MATERIAL FOR THIS EXERCISE →

◇ ◇ ◇ ◇ ◇ ◇ ◇

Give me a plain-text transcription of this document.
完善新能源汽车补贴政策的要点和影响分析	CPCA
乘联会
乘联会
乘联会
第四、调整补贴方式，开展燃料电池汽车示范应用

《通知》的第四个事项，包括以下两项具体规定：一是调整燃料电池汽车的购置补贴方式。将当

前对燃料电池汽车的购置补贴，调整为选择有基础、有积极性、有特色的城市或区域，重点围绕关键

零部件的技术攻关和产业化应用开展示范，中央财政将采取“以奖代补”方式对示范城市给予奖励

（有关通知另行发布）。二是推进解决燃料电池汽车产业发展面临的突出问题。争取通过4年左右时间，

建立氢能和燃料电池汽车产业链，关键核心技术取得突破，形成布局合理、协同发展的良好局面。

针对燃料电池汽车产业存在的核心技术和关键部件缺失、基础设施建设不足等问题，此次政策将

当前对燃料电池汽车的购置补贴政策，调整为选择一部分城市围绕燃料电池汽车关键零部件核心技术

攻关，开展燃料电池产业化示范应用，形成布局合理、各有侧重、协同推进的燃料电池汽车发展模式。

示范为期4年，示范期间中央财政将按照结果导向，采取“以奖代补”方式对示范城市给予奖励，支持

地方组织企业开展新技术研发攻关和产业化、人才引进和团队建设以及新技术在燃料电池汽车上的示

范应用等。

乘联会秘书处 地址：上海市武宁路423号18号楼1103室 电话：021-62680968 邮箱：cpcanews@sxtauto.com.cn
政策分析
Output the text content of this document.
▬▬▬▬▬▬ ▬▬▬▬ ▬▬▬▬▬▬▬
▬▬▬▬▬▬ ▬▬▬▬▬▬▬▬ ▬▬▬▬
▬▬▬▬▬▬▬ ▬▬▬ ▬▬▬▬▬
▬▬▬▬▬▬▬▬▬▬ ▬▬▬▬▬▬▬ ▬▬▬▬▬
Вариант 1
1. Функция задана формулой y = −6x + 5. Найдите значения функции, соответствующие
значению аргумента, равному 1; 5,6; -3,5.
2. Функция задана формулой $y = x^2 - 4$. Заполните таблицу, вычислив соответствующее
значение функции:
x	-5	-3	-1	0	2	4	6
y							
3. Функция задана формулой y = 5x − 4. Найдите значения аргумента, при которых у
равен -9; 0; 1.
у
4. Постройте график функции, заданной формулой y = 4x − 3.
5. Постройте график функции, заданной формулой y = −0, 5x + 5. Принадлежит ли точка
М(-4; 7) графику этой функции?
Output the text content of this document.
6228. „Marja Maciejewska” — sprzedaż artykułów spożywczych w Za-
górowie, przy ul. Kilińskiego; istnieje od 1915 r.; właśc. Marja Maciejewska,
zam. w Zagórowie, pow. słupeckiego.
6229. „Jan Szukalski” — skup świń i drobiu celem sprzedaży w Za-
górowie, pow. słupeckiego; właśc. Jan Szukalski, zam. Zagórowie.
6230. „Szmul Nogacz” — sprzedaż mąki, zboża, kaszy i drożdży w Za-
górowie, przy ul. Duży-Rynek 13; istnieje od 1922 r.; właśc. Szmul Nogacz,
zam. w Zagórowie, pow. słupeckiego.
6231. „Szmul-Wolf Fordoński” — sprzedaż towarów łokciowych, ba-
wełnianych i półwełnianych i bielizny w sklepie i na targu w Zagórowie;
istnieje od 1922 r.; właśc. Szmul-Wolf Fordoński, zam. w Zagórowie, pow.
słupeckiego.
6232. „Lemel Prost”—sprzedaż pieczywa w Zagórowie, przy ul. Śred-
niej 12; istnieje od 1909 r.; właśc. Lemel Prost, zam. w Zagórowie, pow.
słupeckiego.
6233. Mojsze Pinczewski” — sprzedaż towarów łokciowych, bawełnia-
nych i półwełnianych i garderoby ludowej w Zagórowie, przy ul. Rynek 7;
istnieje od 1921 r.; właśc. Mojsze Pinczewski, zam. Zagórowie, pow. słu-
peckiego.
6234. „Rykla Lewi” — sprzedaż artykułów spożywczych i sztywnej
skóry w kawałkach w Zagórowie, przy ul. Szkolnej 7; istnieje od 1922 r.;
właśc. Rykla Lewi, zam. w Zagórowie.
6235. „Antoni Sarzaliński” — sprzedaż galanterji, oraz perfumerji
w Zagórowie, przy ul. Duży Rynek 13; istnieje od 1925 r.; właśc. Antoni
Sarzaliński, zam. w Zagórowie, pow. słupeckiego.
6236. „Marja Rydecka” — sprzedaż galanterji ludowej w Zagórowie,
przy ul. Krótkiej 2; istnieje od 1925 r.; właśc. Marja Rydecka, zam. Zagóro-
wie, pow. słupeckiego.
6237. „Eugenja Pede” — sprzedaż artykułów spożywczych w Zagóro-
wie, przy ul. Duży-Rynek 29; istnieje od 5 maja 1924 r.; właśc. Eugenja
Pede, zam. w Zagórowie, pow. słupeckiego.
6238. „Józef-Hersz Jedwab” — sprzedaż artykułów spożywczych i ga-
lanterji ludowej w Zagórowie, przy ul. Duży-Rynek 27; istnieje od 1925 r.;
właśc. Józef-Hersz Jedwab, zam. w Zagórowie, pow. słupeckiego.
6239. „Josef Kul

◇ ◇ ◇ ◇ ◇ ◇ ◇

TASK →
Repeat the material word for word, in full.

OUTPUT FOR THIS EXERCISE →
Give me a plain-text transcription of this document.
完善新能源汽车补贴政策的要点和影响分析	CPCA
乘联会
乘联会
乘联会
第四、调整补贴方式，开展燃料电池汽车示范应用

《通知》的第四个事项，包括以下两项具体规定：一是调整燃料电池汽车的购置补贴方式。将当

前对燃料电池汽车的购置补贴，调整为选择有基础、有积极性、有特色的城市或区域，重点围绕关键

零部件的技术攻关和产业化应用开展示范，中央财政将采取“以奖代补”方式对示范城市给予奖励

（有关通知另行发布）。二是推进解决燃料电池汽车产业发展面临的突出问题。争取通过4年左右时间，

建立氢能和燃料电池汽车产业链，关键核心技术取得突破，形成布局合理、协同发展的良好局面。

针对燃料电池汽车产业存在的核心技术和关键部件缺失、基础设施建设不足等问题，此次政策将

当前对燃料电池汽车的购置补贴政策，调整为选择一部分城市围绕燃料电池汽车关键零部件核心技术

攻关，开展燃料电池产业化示范应用，形成布局合理、各有侧重、协同推进的燃料电池汽车发展模式。

示范为期4年，示范期间中央财政将按照结果导向，采取“以奖代补”方式对示范城市给予奖励，支持

地方组织企业开展新技术研发攻关和产业化、人才引进和团队建设以及新技术在燃料电池汽车上的示

范应用等。

乘联会秘书处 地址：上海市武宁路423号18号楼1103室 电话：021-62680968 邮箱：cpcanews@sxtauto.com.cn
政策分析
Output the text content of this document.
▬▬▬▬▬▬ ▬▬▬▬ ▬▬▬▬▬▬▬
▬▬▬▬▬▬ ▬▬▬▬▬▬▬▬ ▬▬▬▬
▬▬▬▬▬▬▬ ▬▬▬ ▬▬▬▬▬
▬▬▬▬▬▬▬▬▬▬ ▬▬▬▬▬▬▬ ▬▬▬▬▬
Вариант 1
1. Функция задана формулой y = −6x + 5. Найдите значения функции, соответствующие
значению аргумента, равному 1; 5,6; -3,5.
2. Функция задана формулой $y = x^2 - 4$. Заполните таблицу, вычислив соответствующее
значение функции:
x	-5	-3	-1	0	2	4	6
y							
3. Функция задана формулой y = 5x − 4. Найдите значения аргумента, при которых у
равен -9; 0; 1.
у
4. Постройте график функции, заданной формулой y = 4x − 3.
5. Постройте график функции, заданной формулой y = −0, 5x + 5. Принадлежит ли точка
М(-4; 7) графику этой функции?
Output the text content of this document.
6228. „Marja Maciejewska” — sprzedaż artykułów spożywczych w Za-
górowie, przy ul. Kilińskiego; istnieje od 1915 r.; właśc. Marja Maciejewska,
zam. w Zagórowie, pow. słupeckiego.
6229. „Jan Szukalski” — skup świń i drobiu celem sprzedaży w Za-
górowie, pow. słupeckiego; właśc. Jan Szukalski, zam. Zagórowie.
6230. „Szmul Nogacz” — sprzedaż mąki, zboża, kaszy i drożdży w Za-
górowie, przy ul. Duży-Rynek 13; istnieje od 1922 r.; właśc. Szmul Nogacz,
zam. w Zagórowie, pow. słupeckiego.
6231. „Szmul-Wolf Fordoński” — sprzedaż towarów łokciowych, ba-
wełnianych i półwełnianych i bielizny w sklepie i na targu w Zagórowie;
istnieje od 1922 r.; właśc. Szmul-Wolf Fordoński, zam. w Zagórowie, pow.
słupeckiego.
6232. „Lemel Prost”—sprzedaż pieczywa w Zagórowie, przy ul. Śred-
niej 12; istnieje od 1909 r.; właśc. Lemel Prost, zam. w Zagórowie, pow.
słupeckiego.
6233. Mojsze Pinczewski” — sprzedaż towarów łokciowych, bawełnia-
nych i półwełnianych i garderoby ludowej w Zagórowie, przy ul. Rynek 7;
istnieje od 1921 r.; właśc. Mojsze Pinczewski, zam. Zagórowie, pow. słu-
peckiego.
6234. „Rykla Lewi” — sprzedaż artykułów spożywczych i sztywnej
skóry w kawałkach w Zagórowie, przy ul. Szkolnej 7; istnieje od 1922 r.;
właśc. Rykla Lewi, zam. w Zagórowie.
6235. „Antoni Sarzaliński” — sprzedaż galanterji, oraz perfumerji
w Zagórowie, przy ul. Duży Rynek 13; istnieje od 1925 r.; właśc. Antoni
Sarzaliński, zam. w Zagórowie, pow. słupeckiego.
6236. „Marja Rydecka” — sprzedaż galanterji ludowej w Zagórowie,
przy ul. Krótkiej 2; istnieje od 1925 r.; właśc. Marja Rydecka, zam. Zagóro-
wie, pow. słupeckiego.
6237. „Eugenja Pede” — sprzedaż artykułów spożywczych w Zagóro-
wie, przy ul. Duży-Rynek 29; istnieje od 5 maja 1924 r.; właśc. Eugenja
Pede, zam. w Zagórowie, pow. słupeckiego.
6238. „Józef-Hersz Jedwab” — sprzedaż artykułów spożywczych i ga-
lanterji ludowej w Zagórowie, przy ul. Duży-Rynek 27; istnieje od 1925 r.;
właśc. Józef-Hersz Jedwab, zam. w Zagórowie, pow. słupeckiego.
6239. „Josef Kul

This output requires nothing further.